*GIVEN EXERCISE:*
Copy out each line that mentions the word "Argo".

*MATERIAL SHOWN:*

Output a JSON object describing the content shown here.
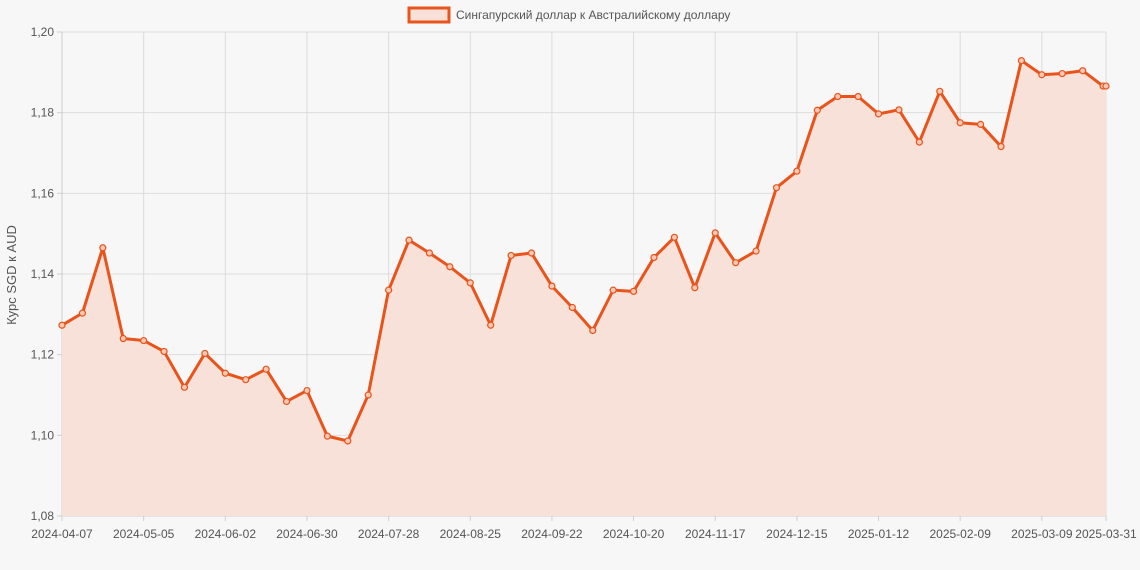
{
  "chart_data": {
    "type": "area",
    "legend": {
      "position": "top",
      "label": "Сингапурский доллар к Австралийскому доллару"
    },
    "ylabel": "Курс SGD к AUD",
    "xlabel": "",
    "ylim": [
      1.08,
      1.2
    ],
    "y_ticks": [
      "1,08",
      "1,10",
      "1,12",
      "1,14",
      "1,16",
      "1,18",
      "1,20"
    ],
    "x_tick_labels": [
      "2024-04-07",
      "2024-05-05",
      "2024-06-02",
      "2024-06-30",
      "2024-07-28",
      "2024-08-25",
      "2024-09-22",
      "2024-10-20",
      "2024-11-17",
      "2024-12-15",
      "2025-01-12",
      "2025-02-09",
      "2025-03-09",
      "2025-03-31"
    ],
    "grid": true,
    "series": [
      {
        "name": "Сингапурский доллар к Австралийскому доллару",
        "color": "#e8541b",
        "fill": "#f8e1d8",
        "x": [
          "2024-04-07",
          "2024-04-14",
          "2024-04-21",
          "2024-04-28",
          "2024-05-05",
          "2024-05-12",
          "2024-05-19",
          "2024-05-26",
          "2024-06-02",
          "2024-06-09",
          "2024-06-16",
          "2024-06-23",
          "2024-06-30",
          "2024-07-07",
          "2024-07-14",
          "2024-07-21",
          "2024-07-28",
          "2024-08-04",
          "2024-08-11",
          "2024-08-18",
          "2024-08-25",
          "2024-09-01",
          "2024-09-08",
          "2024-09-15",
          "2024-09-22",
          "2024-09-29",
          "2024-10-06",
          "2024-10-13",
          "2024-10-20",
          "2024-10-27",
          "2024-11-03",
          "2024-11-10",
          "2024-11-17",
          "2024-11-24",
          "2024-12-01",
          "2024-12-08",
          "2024-12-15",
          "2024-12-22",
          "2024-12-29",
          "2025-01-05",
          "2025-01-12",
          "2025-01-19",
          "2025-01-26",
          "2025-02-02",
          "2025-02-09",
          "2025-02-16",
          "2025-02-23",
          "2025-03-02",
          "2025-03-09",
          "2025-03-16",
          "2025-03-23",
          "2025-03-30",
          "2025-03-31"
        ],
        "values": [
          1.1273,
          1.1303,
          1.1465,
          1.124,
          1.1235,
          1.1208,
          1.1119,
          1.1203,
          1.1154,
          1.1138,
          1.1164,
          1.1084,
          1.1111,
          1.0998,
          1.0986,
          1.11,
          1.136,
          1.1484,
          1.1452,
          1.1418,
          1.1378,
          1.1273,
          1.1446,
          1.1452,
          1.137,
          1.1317,
          1.126,
          1.136,
          1.1357,
          1.1441,
          1.1491,
          1.1366,
          1.1502,
          1.1428,
          1.1457,
          1.1614,
          1.1655,
          1.1806,
          1.184,
          1.184,
          1.1797,
          1.1807,
          1.1727,
          1.1853,
          1.1775,
          1.1771,
          1.1716,
          1.1929,
          1.1894,
          1.1897,
          1.1904,
          1.1866,
          1.1866
        ]
      }
    ]
  }
}
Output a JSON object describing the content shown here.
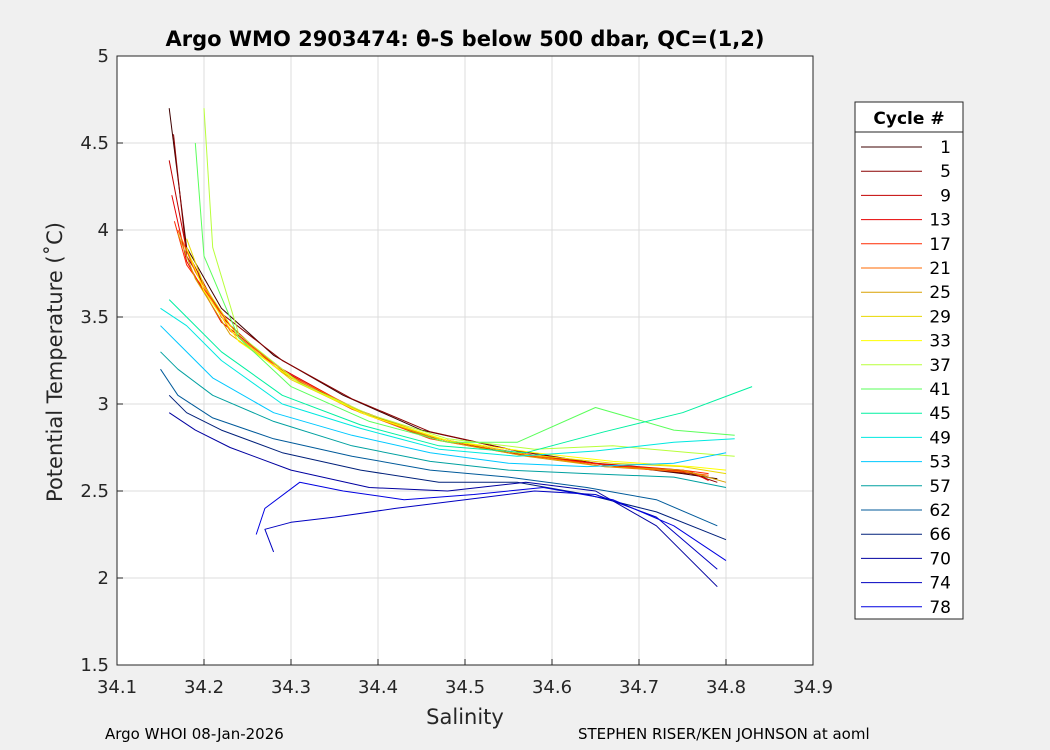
{
  "chart_data": {
    "type": "line",
    "title": "Argo WMO 2903474: θ-S below 500 dbar,  QC=(1,2)",
    "xlabel": "Salinity",
    "ylabel": "Potential Temperature (˚C)",
    "xlim": [
      34.1,
      34.9
    ],
    "ylim": [
      1.5,
      5.0
    ],
    "xticks": [
      "34.1",
      "34.2",
      "34.3",
      "34.4",
      "34.5",
      "34.6",
      "34.7",
      "34.8",
      "34.9"
    ],
    "yticks": [
      "1.5",
      "2",
      "2.5",
      "3",
      "3.5",
      "4",
      "4.5",
      "5"
    ],
    "grid": true,
    "legend": {
      "title": "Cycle #",
      "location": "right-outside",
      "entries": [
        "1",
        "5",
        "9",
        "13",
        "17",
        "21",
        "25",
        "29",
        "33",
        "37",
        "41",
        "45",
        "49",
        "53",
        "57",
        "62",
        "66",
        "70",
        "74",
        "78"
      ],
      "colors": [
        "#3d0000",
        "#8a0000",
        "#c20000",
        "#e60000",
        "#ff2a00",
        "#ff6a00",
        "#d9a000",
        "#e8d800",
        "#ffff00",
        "#b8ff3a",
        "#5aff5a",
        "#00f0a0",
        "#00e8e0",
        "#00c8ff",
        "#00a0a0",
        "#005a9a",
        "#00207a",
        "#0000a0",
        "#0000c0",
        "#0000e0"
      ]
    },
    "series": [
      {
        "name": "1",
        "x": [
          34.16,
          34.18,
          34.22,
          34.28,
          34.36,
          34.45,
          34.55,
          34.65,
          34.75,
          34.79
        ],
        "y": [
          4.7,
          3.9,
          3.55,
          3.28,
          3.05,
          2.85,
          2.74,
          2.66,
          2.6,
          2.57
        ]
      },
      {
        "name": "5",
        "x": [
          34.165,
          34.18,
          34.22,
          34.29,
          34.37,
          34.46,
          34.56,
          34.66,
          34.76,
          34.79
        ],
        "y": [
          4.55,
          3.85,
          3.52,
          3.25,
          3.03,
          2.84,
          2.73,
          2.65,
          2.6,
          2.55
        ]
      },
      {
        "name": "9",
        "x": [
          34.16,
          34.18,
          34.22,
          34.28,
          34.36,
          34.45,
          34.55,
          34.65,
          34.75,
          34.78
        ],
        "y": [
          4.4,
          3.88,
          3.5,
          3.22,
          3.0,
          2.82,
          2.72,
          2.66,
          2.62,
          2.58
        ]
      },
      {
        "name": "13",
        "x": [
          34.163,
          34.18,
          34.22,
          34.29,
          34.37,
          34.46,
          34.56,
          34.66,
          34.76,
          34.78
        ],
        "y": [
          4.2,
          3.82,
          3.47,
          3.2,
          2.98,
          2.81,
          2.72,
          2.65,
          2.61,
          2.56
        ]
      },
      {
        "name": "17",
        "x": [
          34.166,
          34.18,
          34.23,
          34.29,
          34.37,
          34.46,
          34.56,
          34.66,
          34.75,
          34.78
        ],
        "y": [
          4.05,
          3.8,
          3.45,
          3.18,
          2.97,
          2.8,
          2.71,
          2.65,
          2.62,
          2.6
        ]
      },
      {
        "name": "21",
        "x": [
          34.17,
          34.19,
          34.23,
          34.3,
          34.38,
          34.47,
          34.57,
          34.66,
          34.75,
          34.78
        ],
        "y": [
          4.0,
          3.76,
          3.42,
          3.16,
          2.96,
          2.8,
          2.71,
          2.64,
          2.61,
          2.59
        ]
      },
      {
        "name": "25",
        "x": [
          34.17,
          34.19,
          34.23,
          34.3,
          34.38,
          34.47,
          34.57,
          34.66,
          34.75,
          34.8
        ],
        "y": [
          3.98,
          3.72,
          3.4,
          3.15,
          2.95,
          2.79,
          2.7,
          2.64,
          2.62,
          2.55
        ]
      },
      {
        "name": "29",
        "x": [
          34.18,
          34.2,
          34.24,
          34.3,
          34.38,
          34.47,
          34.57,
          34.67,
          34.75,
          34.8
        ],
        "y": [
          3.95,
          3.68,
          3.38,
          3.14,
          2.95,
          2.8,
          2.71,
          2.66,
          2.64,
          2.6
        ]
      },
      {
        "name": "33",
        "x": [
          34.18,
          34.2,
          34.24,
          34.31,
          34.39,
          34.48,
          34.58,
          34.67,
          34.76,
          34.8
        ],
        "y": [
          3.9,
          3.65,
          3.36,
          3.12,
          2.93,
          2.79,
          2.72,
          2.67,
          2.64,
          2.62
        ]
      },
      {
        "name": "37",
        "x": [
          34.2,
          34.21,
          34.24,
          34.31,
          34.39,
          34.48,
          34.58,
          34.67,
          34.76,
          34.81
        ],
        "y": [
          4.7,
          3.9,
          3.4,
          3.12,
          2.94,
          2.8,
          2.74,
          2.76,
          2.72,
          2.7
        ]
      },
      {
        "name": "41",
        "x": [
          34.19,
          34.2,
          34.24,
          34.3,
          34.39,
          34.48,
          34.56,
          34.65,
          34.74,
          34.81
        ],
        "y": [
          4.5,
          3.85,
          3.38,
          3.1,
          2.9,
          2.78,
          2.78,
          2.98,
          2.85,
          2.82
        ]
      },
      {
        "name": "45",
        "x": [
          34.16,
          34.18,
          34.22,
          34.29,
          34.38,
          34.47,
          34.57,
          34.66,
          34.75,
          34.83
        ],
        "y": [
          3.6,
          3.5,
          3.3,
          3.05,
          2.88,
          2.76,
          2.72,
          2.84,
          2.95,
          3.1
        ]
      },
      {
        "name": "49",
        "x": [
          34.15,
          34.18,
          34.22,
          34.29,
          34.38,
          34.47,
          34.56,
          34.65,
          34.74,
          34.81
        ],
        "y": [
          3.55,
          3.45,
          3.25,
          3.0,
          2.86,
          2.74,
          2.7,
          2.73,
          2.78,
          2.8
        ]
      },
      {
        "name": "53",
        "x": [
          34.15,
          34.17,
          34.21,
          34.28,
          34.37,
          34.46,
          34.55,
          34.64,
          34.74,
          34.8
        ],
        "y": [
          3.45,
          3.35,
          3.15,
          2.95,
          2.82,
          2.72,
          2.66,
          2.64,
          2.66,
          2.72
        ]
      },
      {
        "name": "57",
        "x": [
          34.15,
          34.17,
          34.21,
          34.28,
          34.37,
          34.46,
          34.55,
          34.64,
          34.74,
          34.8
        ],
        "y": [
          3.3,
          3.2,
          3.05,
          2.9,
          2.76,
          2.67,
          2.62,
          2.6,
          2.58,
          2.52
        ]
      },
      {
        "name": "62",
        "x": [
          34.15,
          34.17,
          34.21,
          34.28,
          34.37,
          34.46,
          34.55,
          34.64,
          34.72,
          34.79
        ],
        "y": [
          3.2,
          3.05,
          2.92,
          2.8,
          2.7,
          2.62,
          2.58,
          2.52,
          2.45,
          2.3
        ]
      },
      {
        "name": "66",
        "x": [
          34.16,
          34.18,
          34.22,
          34.29,
          34.38,
          34.47,
          34.56,
          34.64,
          34.72,
          34.8
        ],
        "y": [
          3.05,
          2.95,
          2.85,
          2.72,
          2.62,
          2.55,
          2.55,
          2.48,
          2.38,
          2.22
        ]
      },
      {
        "name": "70",
        "x": [
          34.16,
          34.19,
          34.23,
          34.3,
          34.39,
          34.48,
          34.57,
          34.65,
          34.72,
          34.79
        ],
        "y": [
          2.95,
          2.85,
          2.75,
          2.62,
          2.52,
          2.5,
          2.55,
          2.5,
          2.3,
          1.95
        ]
      },
      {
        "name": "74",
        "x": [
          34.28,
          34.27,
          34.3,
          34.35,
          34.42,
          34.5,
          34.58,
          34.65,
          34.72,
          34.79
        ],
        "y": [
          2.15,
          2.28,
          2.32,
          2.35,
          2.4,
          2.45,
          2.5,
          2.48,
          2.35,
          2.05
        ]
      },
      {
        "name": "78",
        "x": [
          34.26,
          34.27,
          34.31,
          34.36,
          34.43,
          34.51,
          34.59,
          34.67,
          34.74,
          34.8
        ],
        "y": [
          2.25,
          2.4,
          2.55,
          2.5,
          2.45,
          2.48,
          2.52,
          2.45,
          2.3,
          2.1
        ]
      }
    ]
  },
  "footer": {
    "left": "Argo WHOI 08-Jan-2026",
    "right": "STEPHEN RISER/KEN JOHNSON at aoml"
  }
}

*SOLUTION TO THIS PROBLEM:*
    "title": "Argo WMO 2903474: θ-S below 500 dbar,  QC=(1,2)",
    "left": "Argo WHOI 08-Jan-2026",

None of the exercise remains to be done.